WORK ITEM: Leaving out the pictures, restate each record below word for word.

(Transcript entries for document pages)
════════════════════

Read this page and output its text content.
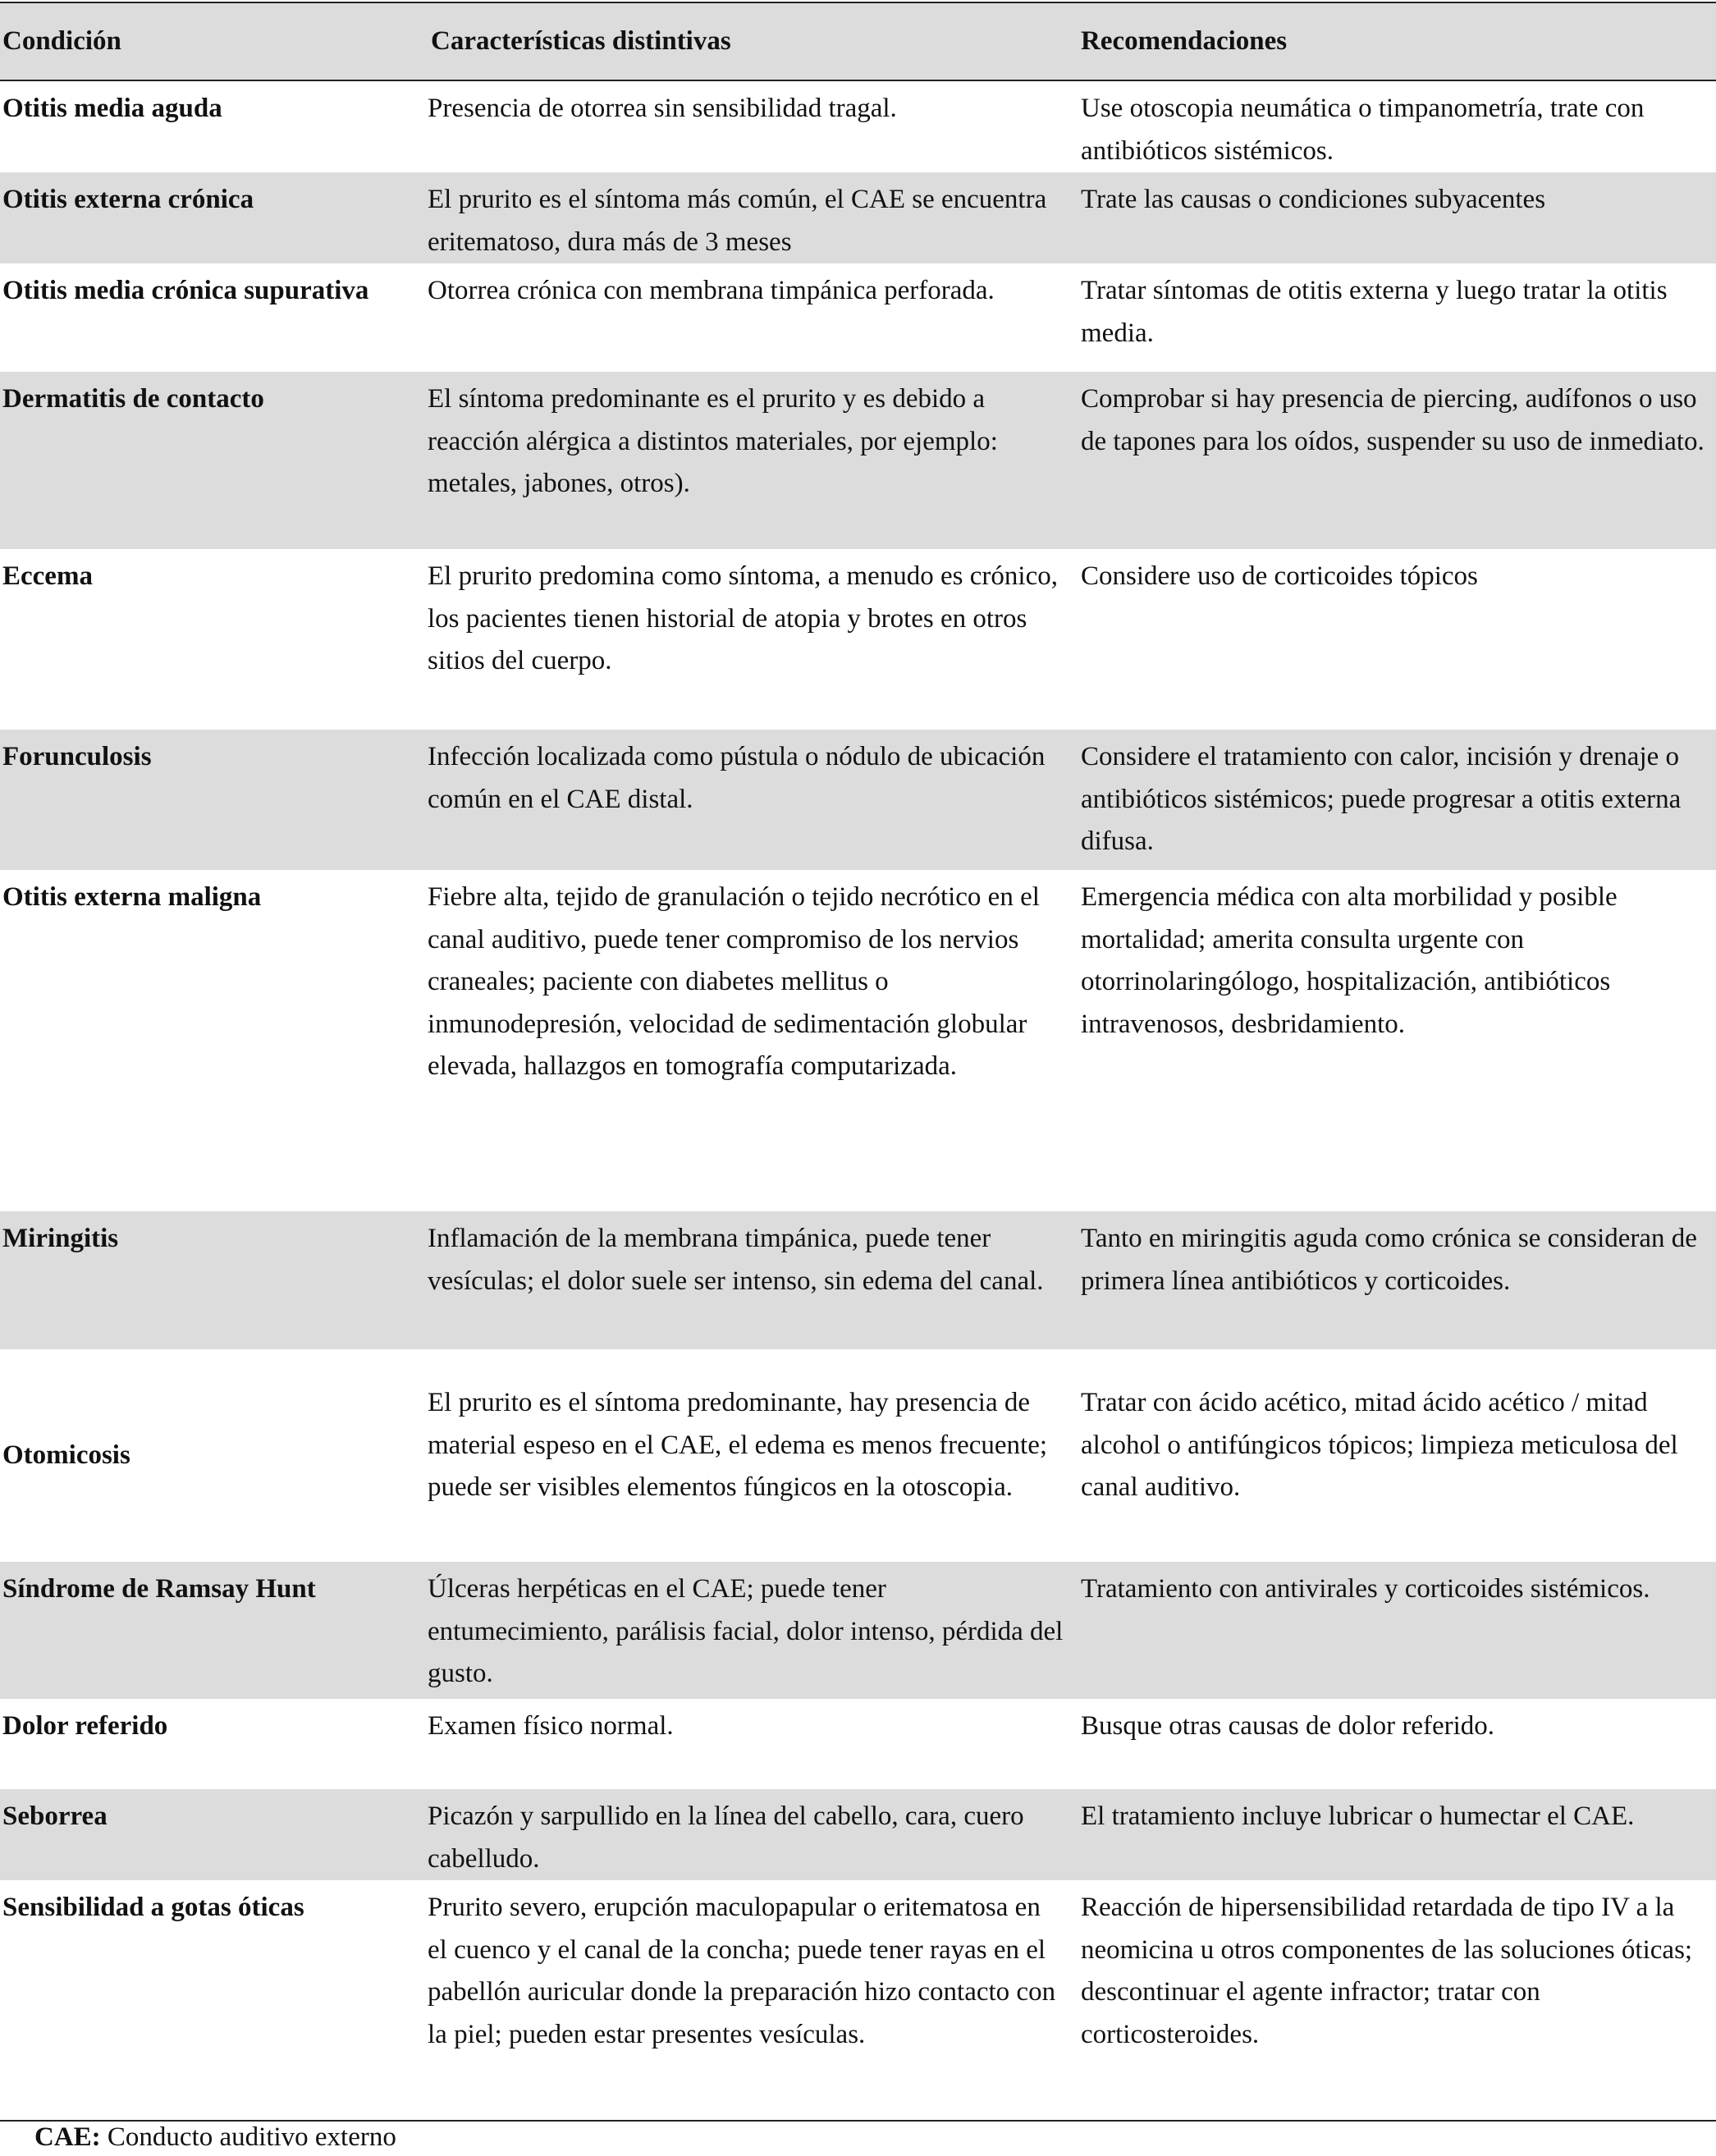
Condición	Características distintivas	Recomendaciones
Otitis media aguda	Presencia de otorrea sin sensibilidad tragal.	Use otoscopia neumática o timpanometría, trate con antibióticos sistémicos.
Otitis externa crónica	El prurito es el síntoma más común, el CAE se encuentra eritematoso, dura más de 3 meses	Trate las causas o condiciones subyacentes
Otitis media crónica supurativa	Otorrea crónica con membrana timpánica perforada.	Tratar síntomas de otitis externa y luego tratar la otitis media.
Dermatitis de contacto	El síntoma predominante es el prurito y es debido a reacción alérgica a distintos materiales, por ejemplo: metales, jabones, otros).	Comprobar si hay presencia de piercing, audífonos o uso de tapones para los oídos, suspender su uso de inmediato.
Eccema	El prurito predomina como síntoma, a menudo es crónico, los pacientes tienen historial de atopia y brotes en otros sitios del cuerpo.	Considere uso de corticoides tópicos
Forunculosis	Infección localizada como pústula o nódulo de ubicación común en el CAE distal.	Considere el tratamiento con calor, incisión y drenaje o antibióticos sistémicos; puede progresar a otitis externa difusa.
Otitis externa maligna	Fiebre alta, tejido de granulación o tejido necrótico en el canal auditivo, puede tener compromiso de los nervios craneales; paciente con diabetes mellitus o inmunodepresión, velocidad de sedimentación globular elevada, hallazgos en tomografía computarizada.	Emergencia médica con alta morbilidad y posible mortalidad; amerita consulta urgente con otorrinolaringólogo, hospitalización, antibióticos intravenosos, desbridamiento.
Miringitis	Inflamación de la membrana timpánica, puede tener vesículas; el dolor suele ser intenso, sin edema del canal.	Tanto en miringitis aguda como crónica se consideran de primera línea antibióticos y corticoides.
Otomicosis	El prurito es el síntoma predominante, hay presencia de material espeso en el CAE, el edema es menos frecuente; puede ser visibles elementos fúngicos en la otoscopia.	Tratar con ácido acético, mitad ácido acético / mitad alcohol o antifúngicos tópicos; limpieza meticulosa del canal auditivo.
Síndrome de Ramsay Hunt	Úlceras herpéticas en el CAE; puede tener entumecimiento, parálisis facial, dolor intenso, pérdida del gusto.	Tratamiento con antivirales y corticoides sistémicos.
Dolor referido	Examen físico normal.	Busque otras causas de dolor referido.
Seborrea	Picazón y sarpullido en la línea del cabello, cara, cuero cabelludo.	El tratamiento incluye lubricar o humectar el CAE.
Sensibilidad a gotas óticas	Prurito severo, erupción maculopapular o eritematosa en el cuenco y el canal de la concha; puede tener rayas en el pabellón auricular donde la preparación hizo contacto con la piel; pueden estar presentes vesículas.	Reacción de hipersensibilidad retardada de tipo IV a la neomicina u otros componentes de las soluciones óticas; descontinuar el agente infractor; tratar con corticosteroides.
CAE: Conducto auditivo externo
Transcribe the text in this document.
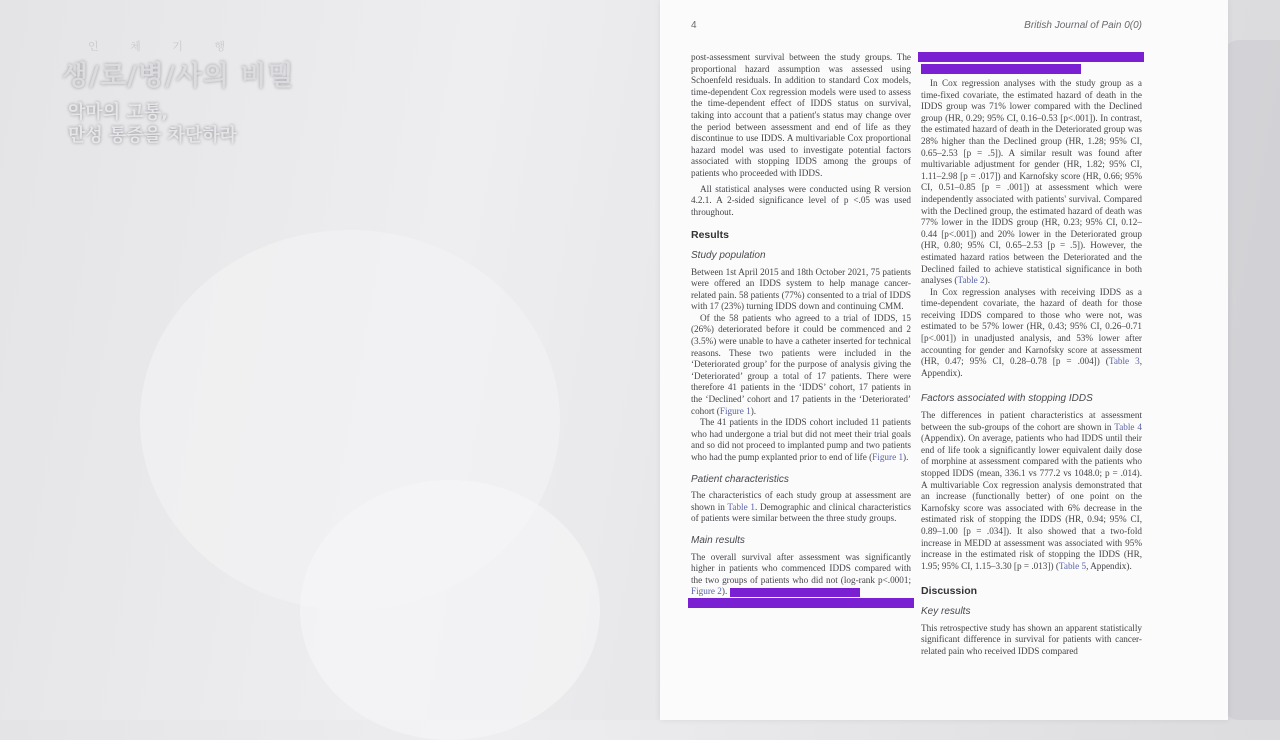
인 체 기 행
생/로/병/사의 비밀
악마의 고통,
만성 통증을 차단하라
4	British Journal of Pain 0(0)

post-assessment survival between the study groups. The proportional hazard assumption was assessed using Schoenfeld residuals. In addition to standard Cox models, time-dependent Cox regression models were used to assess the time-dependent effect of IDDS status on survival, taking into account that a patient's status may change over the period between assessment and end of life as they discontinue to use IDDS. A multivariable Cox proportional hazard model was used to investigate potential factors associated with stopping IDDS among the groups of patients who proceeded with IDDS.

All statistical analyses were conducted using R version 4.2.1. A 2-sided significance level of p <.05 was used throughout.

Results
Study population

Between 1st April 2015 and 18th October 2021, 75 patients were offered an IDDS system to help manage cancer-related pain. 58 patients (77%) consented to a trial of IDDS with 17 (23%) turning IDDS down and continuing CMM.

Of the 58 patients who agreed to a trial of IDDS, 15 (26%) deteriorated before it could be commenced and 2 (3.5%) were unable to have a catheter inserted for technical reasons. These two patients were included in the ‘Deteriorated group’ for the purpose of analysis giving the ‘Deteriorated’ group a total of 17 patients. There were therefore 41 patients in the ‘IDDS’ cohort, 17 patients in the ‘Declined’ cohort and 17 patients in the ‘Deteriorated’ cohort (Figure 1).

The 41 patients in the IDDS cohort included 11 patients who had undergone a trial but did not meet their trial goals and so did not proceed to implanted pump and two patients who had the pump explanted prior to end of life (Figure 1).

Patient characteristics

The characteristics of each study group at assessment are shown in Table 1. Demographic and clinical characteristics of patients were similar between the three study groups.

Main results

The overall survival after assessment was significantly higher in patients who commenced IDDS compared with the two groups of patients who did not (log-rank p<.0001; Figure 2).

In Cox regression analyses with the study group as a time-fixed covariate, the estimated hazard of death in the IDDS group was 71% lower compared with the Declined group (HR, 0.29; 95% CI, 0.16–0.53 [p<.001]). In contrast, the estimated hazard of death in the Deteriorated group was 28% higher than the Declined group (HR, 1.28; 95% CI, 0.65–2.53 [p = .5]). A similar result was found after multivariable adjustment for gender (HR, 1.82; 95% CI, 1.11–2.98 [p = .017]) and Karnofsky score (HR, 0.66; 95% CI, 0.51–0.85 [p = .001]) at assessment which were independently associated with patients' survival. Compared with the Declined group, the estimated hazard of death was 77% lower in the IDDS group (HR, 0.23; 95% CI, 0.12–0.44 [p<.001]) and 20% lower in the Deteriorated group (HR, 0.80; 95% CI, 0.65–2.53 [p = .5]). However, the estimated hazard ratios between the Deteriorated and the Declined failed to achieve statistical significance in both analyses (Table 2).

In Cox regression analyses with receiving IDDS as a time-dependent covariate, the hazard of death for those receiving IDDS compared to those who were not, was estimated to be 57% lower (HR, 0.43; 95% CI, 0.26–0.71 [p<.001]) in unadjusted analysis, and 53% lower after accounting for gender and Karnofsky score at assessment (HR, 0.47; 95% CI, 0.28–0.78 [p = .004]) (Table 3, Appendix).

Factors associated with stopping IDDS

The differences in patient characteristics at assessment between the sub-groups of the cohort are shown in Table 4 (Appendix). On average, patients who had IDDS until their end of life took a significantly lower equivalent daily dose of morphine at assessment compared with the patients who stopped IDDS (mean, 336.1 vs 777.2 vs 1048.0; p = .014). A multivariable Cox regression analysis demonstrated that an increase (functionally better) of one point on the Karnofsky score was associated with 6% decrease in the estimated risk of stopping the IDDS (HR, 0.94; 95% CI, 0.89–1.00 [p = .034]). It also showed that a two-fold increase in MEDD at assessment was associated with 95% increase in the estimated risk of stopping the IDDS (HR, 1.95; 95% CI, 1.15–3.30 [p = .013]) (Table 5, Appendix).

Discussion
Key results

This retrospective study has shown an apparent statistically significant difference in survival for patients with cancer-related pain who received IDDS compared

════════════════════

SOLUTION FOR THIS PROBLEM:
Read this page and output its text content.
Condición	Características distintivas	Recomendaciones
Otitis media aguda	Presencia de otorrea sin sensibilidad tragal.	Use otoscopia neumática o timpanometría, trate con antibióticos sistémicos.
Otitis externa crónica	El prurito es el síntoma más común, el CAE se encuentra eritematoso, dura más de 3 meses	Trate las causas o condiciones subyacentes
Otitis media crónica supurativa	Otorrea crónica con membrana timpánica perforada.	Tratar síntomas de otitis externa y luego tratar la otitis media.
Dermatitis de contacto	El síntoma predominante es el prurito y es debido a reacción alérgica a distintos materiales, por ejemplo: metales, jabones, otros).	Comprobar si hay presencia de piercing, audífonos o uso de tapones para los oídos, suspender su uso de inmediato.
Eccema	El prurito predomina como síntoma, a menudo es crónico, los pacientes tienen historial de atopia y brotes en otros sitios del cuerpo.	Considere uso de corticoides tópicos
Forunculosis	Infección localizada como pústula o nódulo de ubicación común en el CAE distal.	Considere el tratamiento con calor, incisión y drenaje o antibióticos sistémicos; puede progresar a otitis externa difusa.
Otitis externa maligna	Fiebre alta, tejido de granulación o tejido necrótico en el canal auditivo, puede tener compromiso de los nervios craneales; paciente con diabetes mellitus o inmunodepresión, velocidad de sedimentación globular elevada, hallazgos en tomografía computarizada.	Emergencia médica con alta morbilidad y posible mortalidad; amerita consulta urgente con otorrinolaringólogo, hospitalización, antibióticos intravenosos, desbridamiento.
Miringitis	Inflamación de la membrana timpánica, puede tener vesículas; el dolor suele ser intenso, sin edema del canal.	Tanto en miringitis aguda como crónica se consideran de primera línea antibióticos y corticoides.
Otomicosis	El prurito es el síntoma predominante, hay presencia de material espeso en el CAE, el edema es menos frecuente; puede ser visibles elementos fúngicos en la otoscopia.	Tratar con ácido acético, mitad ácido acético / mitad alcohol o antifúngicos tópicos; limpieza meticulosa del canal auditivo.
Síndrome de Ramsay Hunt	Úlceras herpéticas en el CAE; puede tener entumecimiento, parálisis facial, dolor intenso, pérdida del gusto.	Tratamiento con antivirales y corticoides sistémicos.
Dolor referido	Examen físico normal.	Busque otras causas de dolor referido.
Seborrea	Picazón y sarpullido en la línea del cabello, cara, cuero cabelludo.	El tratamiento incluye lubricar o humectar el CAE.
Sensibilidad a gotas óticas	Prurito severo, erupción maculopapular o eritematosa en el cuenco y el canal de la concha; puede tener rayas en el pabellón auricular donde la preparación hizo contacto con la piel; pueden estar presentes vesículas.	Reacción de hipersensibilidad retardada de tipo IV a la neomicina u otros componentes de las soluciones óticas; descontinuar el agente infractor; tratar con corticosteroides.
CAE: Conducto auditivo externo
Transcribe the text in this document.
인 체 기 행
생/로/병/사의 비밀
악마의 고통,
만성 통증을 차단하라
4	British Journal of Pain 0(0)

post-assessment survival between the study groups. The proportional hazard assumption was assessed using Schoenfeld residuals. In addition to standard Cox models, time-dependent Cox regression models were used to assess the time-dependent effect of IDDS status on survival, taking into account that a patient's status may change over the period between assessment and end of life as they discontinue to use IDDS. A multivariable Cox proportional hazard model was used to investigate potential factors associated with stopping IDDS among the groups of patients who proceeded with IDDS.

All statistical analyses were conducted using R version 4.2.1. A 2-sided significance level of p <.05 was used throughout.

Results
Study population

Between 1st April 2015 and 18th October 2021, 75 patients were offered an IDDS system to help manage cancer-related pain. 58 patients (77%) consented to a trial of IDDS with 17 (23%) turning IDDS down and continuing CMM.

Of the 58 patients who agreed to a trial of IDDS, 15 (26%) deteriorated before it could be commenced and 2 (3.5%) were unable to have a catheter inserted for technical reasons. These two patients were included in the ‘Deteriorated group’ for the purpose of analysis giving the ‘Deteriorated’ group a total of 17 patients. There were therefore 41 patients in the ‘IDDS’ cohort, 17 patients in the ‘Declined’ cohort and 17 patients in the ‘Deteriorated’ cohort (Figure 1).

The 41 patients in the IDDS cohort included 11 patients who had undergone a trial but did not meet their trial goals and so did not proceed to implanted pump and two patients who had the pump explanted prior to end of life (Figure 1).

Patient characteristics

The characteristics of each study group at assessment are shown in Table 1. Demographic and clinical characteristics of patients were similar between the three study groups.

Main results

The overall survival after assessment was significantly higher in patients who commenced IDDS compared with the two groups of patients who did not (log-rank p<.0001; Figure 2).

In Cox regression analyses with the study group as a time-fixed covariate, the estimated hazard of death in the IDDS group was 71% lower compared with the Declined group (HR, 0.29; 95% CI, 0.16–0.53 [p<.001]). In contrast, the estimated hazard of death in the Deteriorated group was 28% higher than the Declined group (HR, 1.28; 95% CI, 0.65–2.53 [p = .5]). A similar result was found after multivariable adjustment for gender (HR, 1.82; 95% CI, 1.11–2.98 [p = .017]) and Karnofsky score (HR, 0.66; 95% CI, 0.51–0.85 [p = .001]) at assessment which were independently associated with patients' survival. Compared with the Declined group, the estimated hazard of death was 77% lower in the IDDS group (HR, 0.23; 95% CI, 0.12–0.44 [p<.001]) and 20% lower in the Deteriorated group (HR, 0.80; 95% CI, 0.65–2.53 [p = .5]). However, the estimated hazard ratios between the Deteriorated and the Declined failed to achieve statistical significance in both analyses (Table 2).

In Cox regression analyses with receiving IDDS as a time-dependent covariate, the hazard of death for those receiving IDDS compared to those who were not, was estimated to be 57% lower (HR, 0.43; 95% CI, 0.26–0.71 [p<.001]) in unadjusted analysis, and 53% lower after accounting for gender and Karnofsky score at assessment (HR, 0.47; 95% CI, 0.28–0.78 [p = .004]) (Table 3, Appendix).

Factors associated with stopping IDDS

The differences in patient characteristics at assessment between the sub-groups of the cohort are shown in Table 4 (Appendix). On average, patients who had IDDS until their end of life took a significantly lower equivalent daily dose of morphine at assessment compared with the patients who stopped IDDS (mean, 336.1 vs 777.2 vs 1048.0; p = .014). A multivariable Cox regression analysis demonstrated that an increase (functionally better) of one point on the Karnofsky score was associated with 6% decrease in the estimated risk of stopping the IDDS (HR, 0.94; 95% CI, 0.89–1.00 [p = .034]). It also showed that a two-fold increase in MEDD at assessment was associated with 95% increase in the estimated risk of stopping the IDDS (HR, 1.95; 95% CI, 1.15–3.30 [p = .013]) (Table 5, Appendix).

Discussion
Key results

This retrospective study has shown an apparent statistically significant difference in survival for patients with cancer-related pain who received IDDS compared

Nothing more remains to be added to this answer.